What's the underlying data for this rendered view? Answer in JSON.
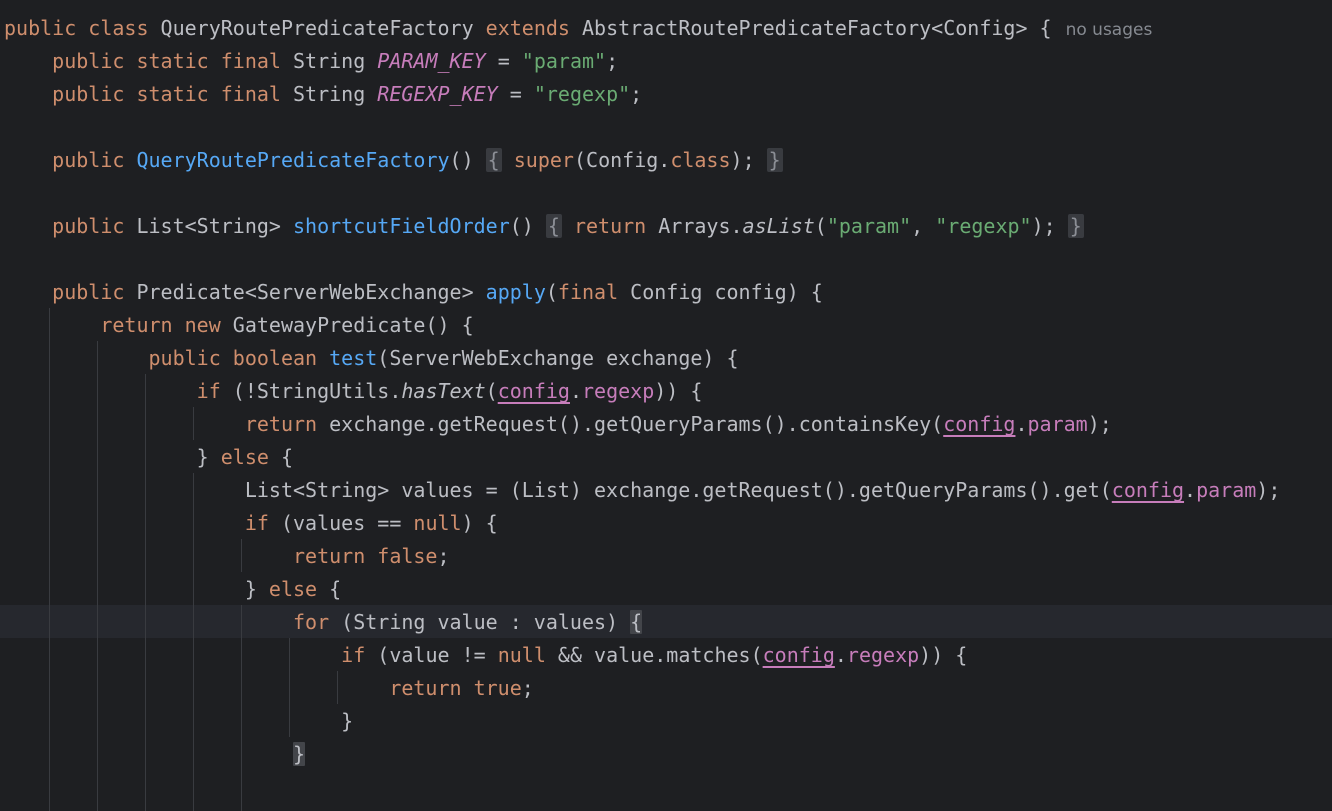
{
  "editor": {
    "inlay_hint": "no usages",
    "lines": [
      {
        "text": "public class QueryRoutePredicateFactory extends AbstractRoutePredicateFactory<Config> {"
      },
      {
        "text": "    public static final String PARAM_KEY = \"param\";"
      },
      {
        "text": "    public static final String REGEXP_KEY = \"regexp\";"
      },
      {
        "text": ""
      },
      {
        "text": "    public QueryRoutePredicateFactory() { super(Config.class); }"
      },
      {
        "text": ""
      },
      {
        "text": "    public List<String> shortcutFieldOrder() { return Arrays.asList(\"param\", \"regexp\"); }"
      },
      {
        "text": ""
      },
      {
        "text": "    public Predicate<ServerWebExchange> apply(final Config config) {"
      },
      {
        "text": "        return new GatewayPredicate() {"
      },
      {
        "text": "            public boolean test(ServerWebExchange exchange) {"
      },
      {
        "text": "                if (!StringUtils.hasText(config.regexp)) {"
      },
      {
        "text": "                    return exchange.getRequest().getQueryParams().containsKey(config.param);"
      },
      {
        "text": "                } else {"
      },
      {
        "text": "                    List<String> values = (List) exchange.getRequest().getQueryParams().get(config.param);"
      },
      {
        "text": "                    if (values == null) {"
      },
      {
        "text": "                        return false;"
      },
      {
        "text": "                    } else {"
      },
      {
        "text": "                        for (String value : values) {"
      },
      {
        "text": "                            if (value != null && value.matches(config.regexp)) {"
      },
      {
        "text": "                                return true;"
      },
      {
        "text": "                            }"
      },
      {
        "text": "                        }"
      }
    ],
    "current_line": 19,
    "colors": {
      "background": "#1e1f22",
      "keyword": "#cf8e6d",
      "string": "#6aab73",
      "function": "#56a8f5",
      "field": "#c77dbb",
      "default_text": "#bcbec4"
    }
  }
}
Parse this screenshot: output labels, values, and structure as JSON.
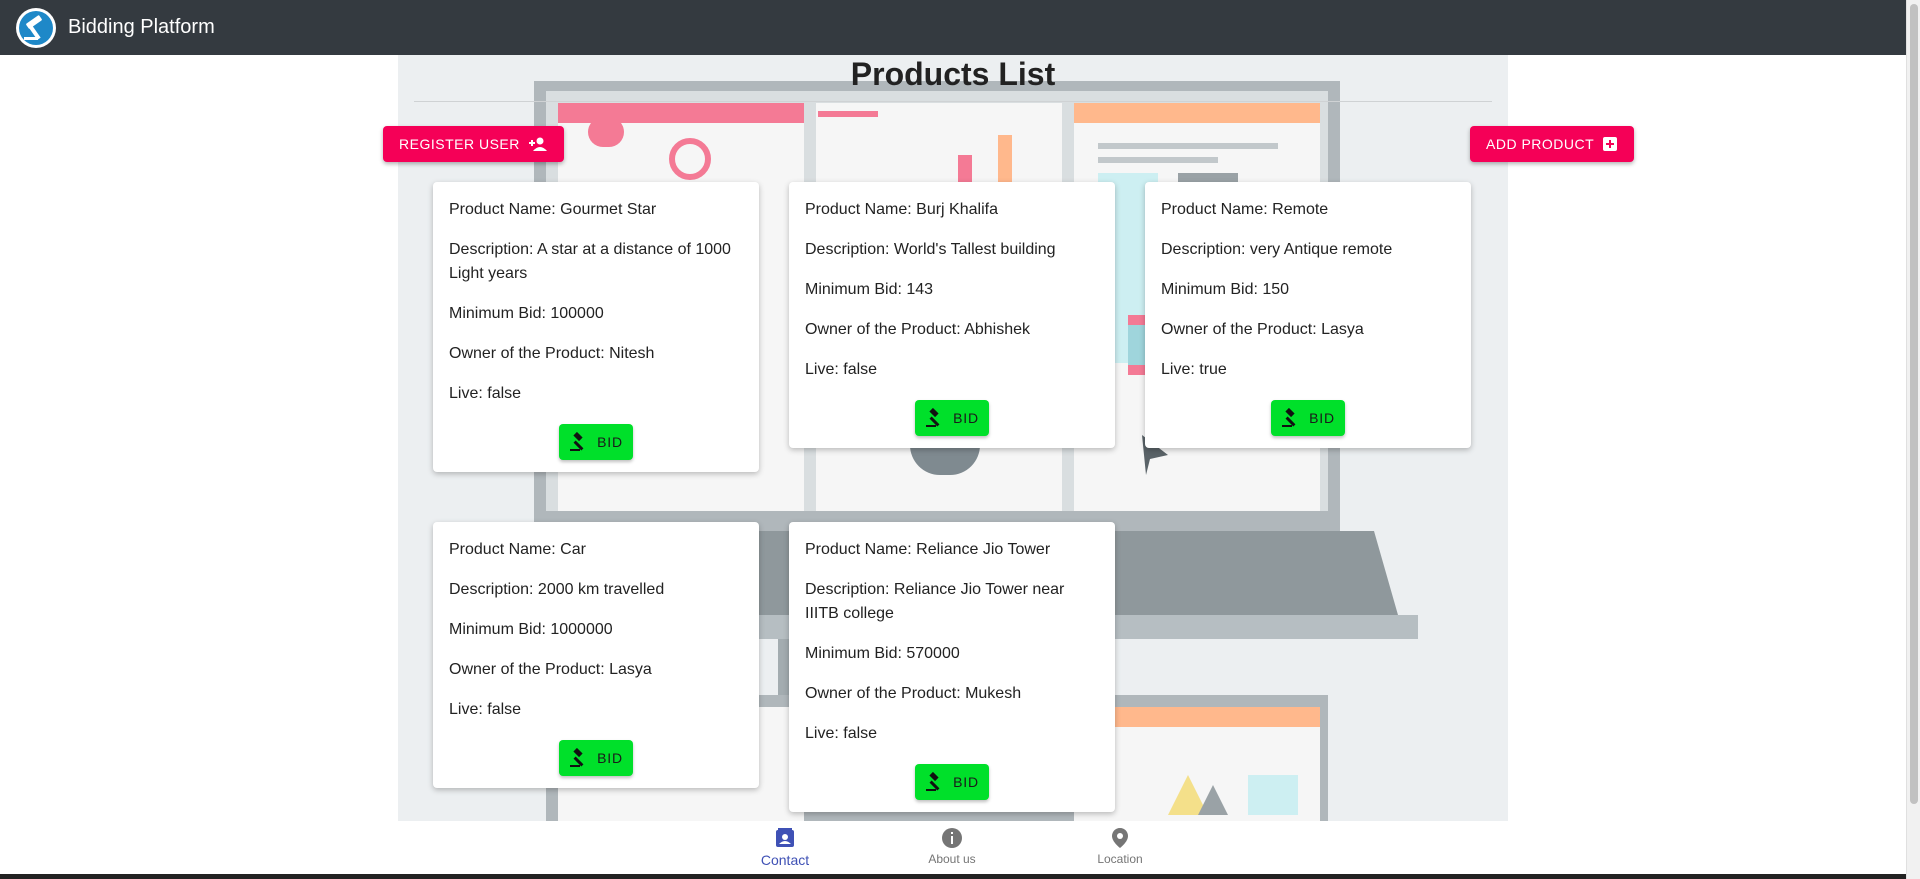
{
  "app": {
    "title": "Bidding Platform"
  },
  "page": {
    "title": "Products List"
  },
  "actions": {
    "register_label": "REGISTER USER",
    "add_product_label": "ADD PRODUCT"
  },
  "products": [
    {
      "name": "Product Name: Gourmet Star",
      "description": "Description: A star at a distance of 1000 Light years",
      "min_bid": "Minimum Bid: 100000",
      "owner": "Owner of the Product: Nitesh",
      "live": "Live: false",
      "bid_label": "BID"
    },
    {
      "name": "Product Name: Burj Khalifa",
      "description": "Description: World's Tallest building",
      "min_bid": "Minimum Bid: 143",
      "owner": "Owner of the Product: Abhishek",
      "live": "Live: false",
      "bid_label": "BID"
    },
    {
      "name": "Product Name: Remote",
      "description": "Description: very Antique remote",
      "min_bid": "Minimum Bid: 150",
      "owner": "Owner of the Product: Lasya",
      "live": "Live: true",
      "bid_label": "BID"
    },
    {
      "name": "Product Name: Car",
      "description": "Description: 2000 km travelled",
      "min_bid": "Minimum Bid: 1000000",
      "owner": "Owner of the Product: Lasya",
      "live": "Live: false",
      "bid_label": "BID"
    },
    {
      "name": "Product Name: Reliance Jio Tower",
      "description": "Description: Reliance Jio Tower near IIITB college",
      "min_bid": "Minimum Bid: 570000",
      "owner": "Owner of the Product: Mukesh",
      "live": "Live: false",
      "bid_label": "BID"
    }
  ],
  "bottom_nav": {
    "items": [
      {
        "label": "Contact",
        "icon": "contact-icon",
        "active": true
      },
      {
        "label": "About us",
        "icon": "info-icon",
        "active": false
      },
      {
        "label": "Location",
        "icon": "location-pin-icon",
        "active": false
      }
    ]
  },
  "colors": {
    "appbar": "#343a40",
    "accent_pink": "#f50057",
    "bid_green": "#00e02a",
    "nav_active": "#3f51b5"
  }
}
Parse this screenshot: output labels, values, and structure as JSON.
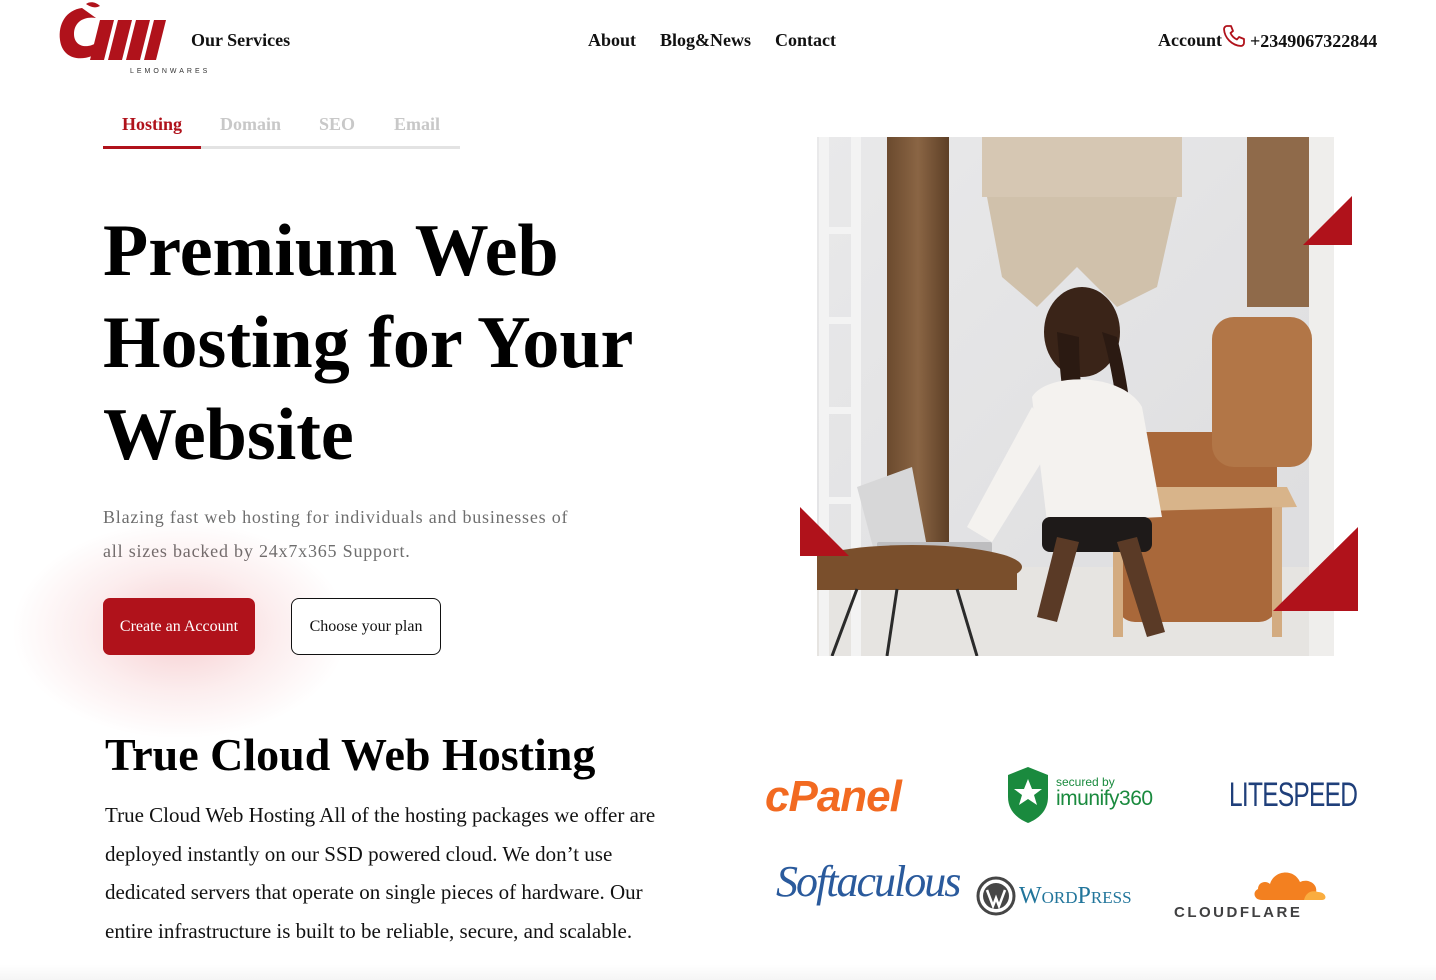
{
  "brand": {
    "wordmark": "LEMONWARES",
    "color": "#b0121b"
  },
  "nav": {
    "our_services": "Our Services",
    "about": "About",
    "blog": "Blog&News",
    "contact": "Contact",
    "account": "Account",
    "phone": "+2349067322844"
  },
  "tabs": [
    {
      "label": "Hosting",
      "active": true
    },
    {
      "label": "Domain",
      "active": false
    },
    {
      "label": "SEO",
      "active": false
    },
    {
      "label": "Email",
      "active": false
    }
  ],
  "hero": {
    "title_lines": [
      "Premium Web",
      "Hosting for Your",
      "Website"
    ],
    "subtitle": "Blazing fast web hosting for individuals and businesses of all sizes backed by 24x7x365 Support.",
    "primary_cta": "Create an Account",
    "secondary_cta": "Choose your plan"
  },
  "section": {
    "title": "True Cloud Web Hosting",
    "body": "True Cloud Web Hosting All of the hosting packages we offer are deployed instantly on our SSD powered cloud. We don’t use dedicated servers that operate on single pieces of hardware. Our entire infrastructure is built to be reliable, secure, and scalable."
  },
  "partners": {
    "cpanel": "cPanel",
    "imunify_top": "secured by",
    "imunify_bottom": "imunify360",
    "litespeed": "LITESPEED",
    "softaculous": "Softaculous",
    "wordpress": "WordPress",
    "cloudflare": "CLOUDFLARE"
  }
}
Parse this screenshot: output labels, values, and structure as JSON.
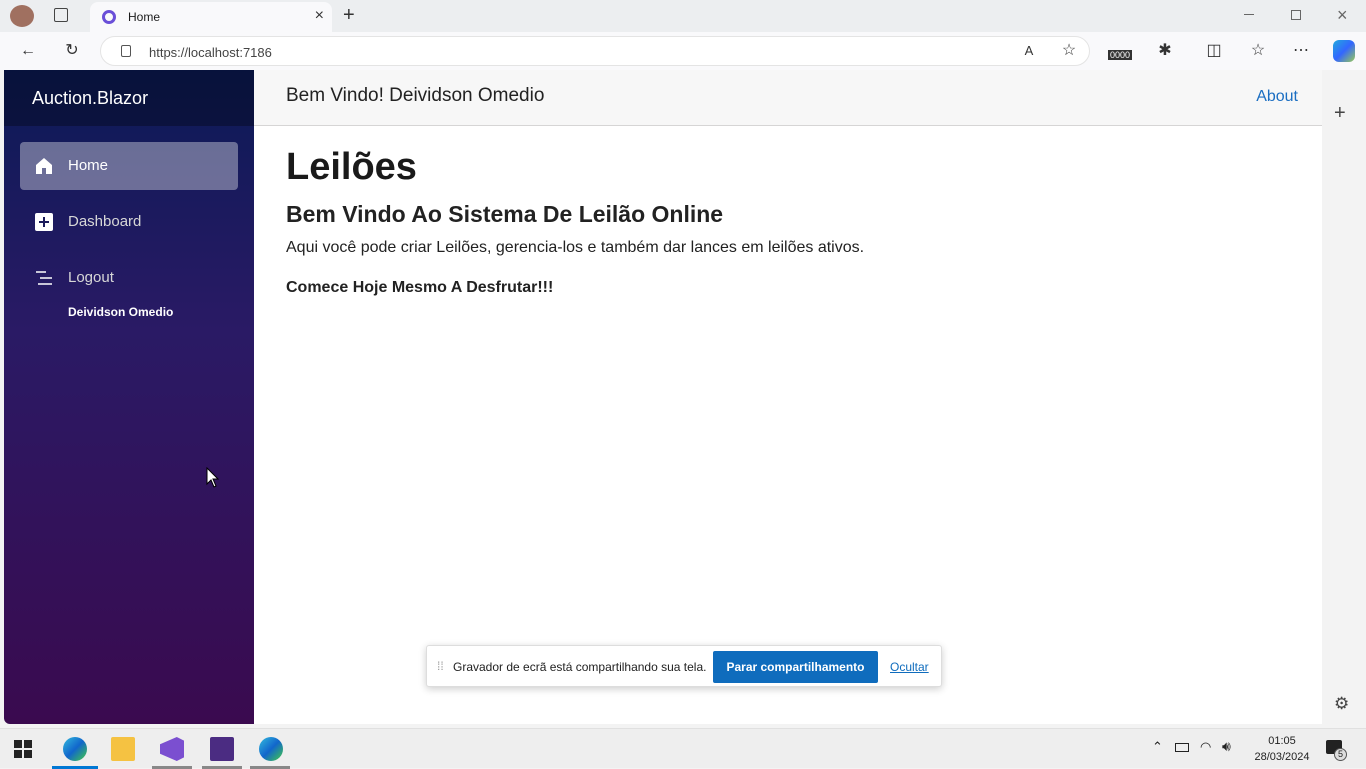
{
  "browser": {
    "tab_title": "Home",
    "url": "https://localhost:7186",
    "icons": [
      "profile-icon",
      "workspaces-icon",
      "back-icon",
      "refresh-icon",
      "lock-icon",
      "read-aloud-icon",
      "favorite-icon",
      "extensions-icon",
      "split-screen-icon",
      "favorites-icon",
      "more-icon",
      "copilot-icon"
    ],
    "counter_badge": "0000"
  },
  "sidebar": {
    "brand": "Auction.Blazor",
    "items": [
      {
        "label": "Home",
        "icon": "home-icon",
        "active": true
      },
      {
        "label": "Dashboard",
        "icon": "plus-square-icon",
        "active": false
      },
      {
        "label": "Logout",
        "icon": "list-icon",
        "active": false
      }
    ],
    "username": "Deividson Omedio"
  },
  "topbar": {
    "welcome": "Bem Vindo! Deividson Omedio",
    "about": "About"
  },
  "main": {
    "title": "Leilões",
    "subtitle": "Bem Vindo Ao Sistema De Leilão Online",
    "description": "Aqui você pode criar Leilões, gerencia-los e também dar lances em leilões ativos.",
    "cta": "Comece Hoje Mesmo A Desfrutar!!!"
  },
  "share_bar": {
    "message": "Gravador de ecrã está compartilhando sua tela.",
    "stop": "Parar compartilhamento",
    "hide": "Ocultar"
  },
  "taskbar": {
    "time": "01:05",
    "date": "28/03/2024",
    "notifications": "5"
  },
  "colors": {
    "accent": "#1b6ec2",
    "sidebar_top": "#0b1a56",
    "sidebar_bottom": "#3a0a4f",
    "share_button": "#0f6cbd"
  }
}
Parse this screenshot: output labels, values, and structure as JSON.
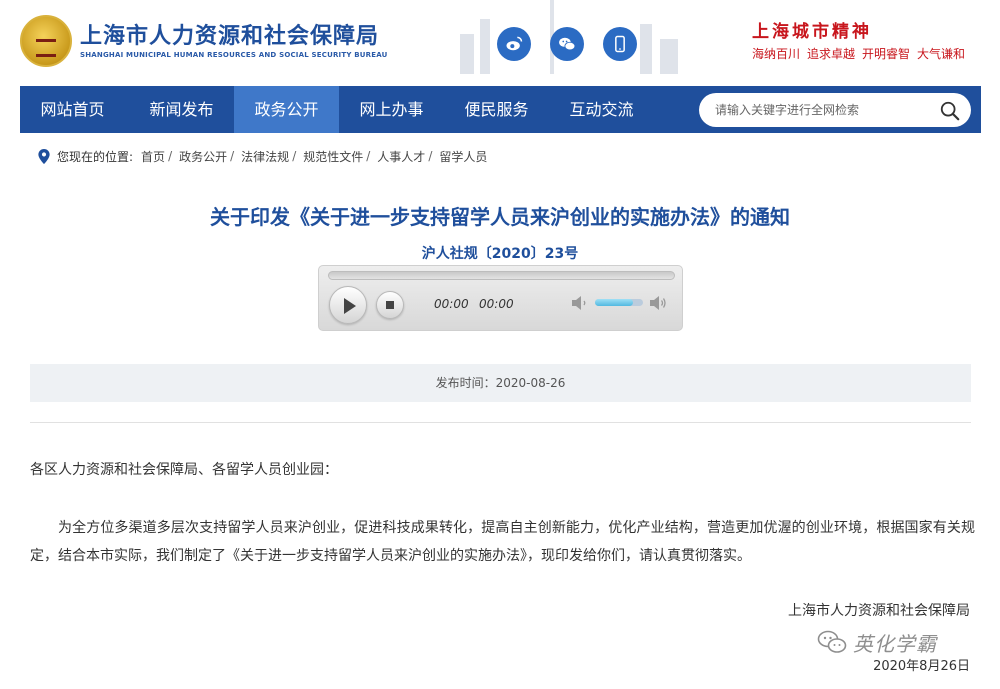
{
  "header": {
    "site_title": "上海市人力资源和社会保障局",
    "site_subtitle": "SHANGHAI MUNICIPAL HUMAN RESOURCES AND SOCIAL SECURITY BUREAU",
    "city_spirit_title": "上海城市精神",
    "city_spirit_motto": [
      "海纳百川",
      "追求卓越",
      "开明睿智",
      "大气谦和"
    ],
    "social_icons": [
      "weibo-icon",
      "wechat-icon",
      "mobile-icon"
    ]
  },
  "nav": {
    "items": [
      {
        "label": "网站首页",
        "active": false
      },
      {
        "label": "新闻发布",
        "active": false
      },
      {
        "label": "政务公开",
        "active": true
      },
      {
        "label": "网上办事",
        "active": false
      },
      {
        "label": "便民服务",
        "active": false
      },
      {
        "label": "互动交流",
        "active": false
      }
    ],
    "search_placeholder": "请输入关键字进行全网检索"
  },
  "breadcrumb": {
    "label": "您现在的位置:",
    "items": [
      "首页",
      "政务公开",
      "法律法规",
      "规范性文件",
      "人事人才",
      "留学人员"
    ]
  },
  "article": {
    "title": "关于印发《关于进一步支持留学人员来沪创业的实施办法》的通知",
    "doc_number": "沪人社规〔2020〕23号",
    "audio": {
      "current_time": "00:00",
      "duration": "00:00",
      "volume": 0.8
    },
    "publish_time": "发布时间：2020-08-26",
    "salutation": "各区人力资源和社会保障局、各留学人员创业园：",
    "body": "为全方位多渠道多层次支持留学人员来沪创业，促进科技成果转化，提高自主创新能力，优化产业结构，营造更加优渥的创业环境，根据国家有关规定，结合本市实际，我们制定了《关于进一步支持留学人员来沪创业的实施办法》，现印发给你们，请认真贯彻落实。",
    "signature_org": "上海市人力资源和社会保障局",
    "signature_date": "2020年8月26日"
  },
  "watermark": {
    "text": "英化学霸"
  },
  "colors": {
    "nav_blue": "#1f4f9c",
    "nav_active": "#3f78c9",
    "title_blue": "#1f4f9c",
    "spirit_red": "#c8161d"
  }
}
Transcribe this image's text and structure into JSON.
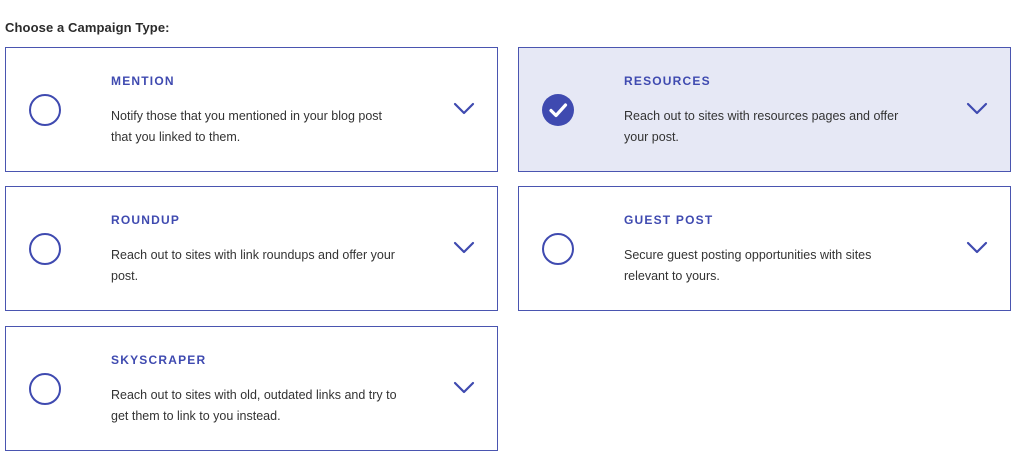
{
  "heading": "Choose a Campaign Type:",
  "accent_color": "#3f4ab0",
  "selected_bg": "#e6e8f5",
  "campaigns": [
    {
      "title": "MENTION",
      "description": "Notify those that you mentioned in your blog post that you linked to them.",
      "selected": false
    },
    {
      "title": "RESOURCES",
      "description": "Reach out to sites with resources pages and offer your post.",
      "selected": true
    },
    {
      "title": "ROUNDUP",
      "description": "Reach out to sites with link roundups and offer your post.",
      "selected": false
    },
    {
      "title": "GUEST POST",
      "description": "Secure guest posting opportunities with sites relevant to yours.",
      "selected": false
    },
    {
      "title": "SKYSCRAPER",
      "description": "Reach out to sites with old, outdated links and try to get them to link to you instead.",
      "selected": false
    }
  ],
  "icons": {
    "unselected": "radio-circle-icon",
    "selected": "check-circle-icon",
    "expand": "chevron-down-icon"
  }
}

| Description of the task |
Find each line that has the word "ServerWebExchange", then copy it out.

| The output |
        "text": "    public Predicate<ServerWebExchange> apply(final Config config) {"
        "text": "            public boolean test(ServerWebExchange exchange) {"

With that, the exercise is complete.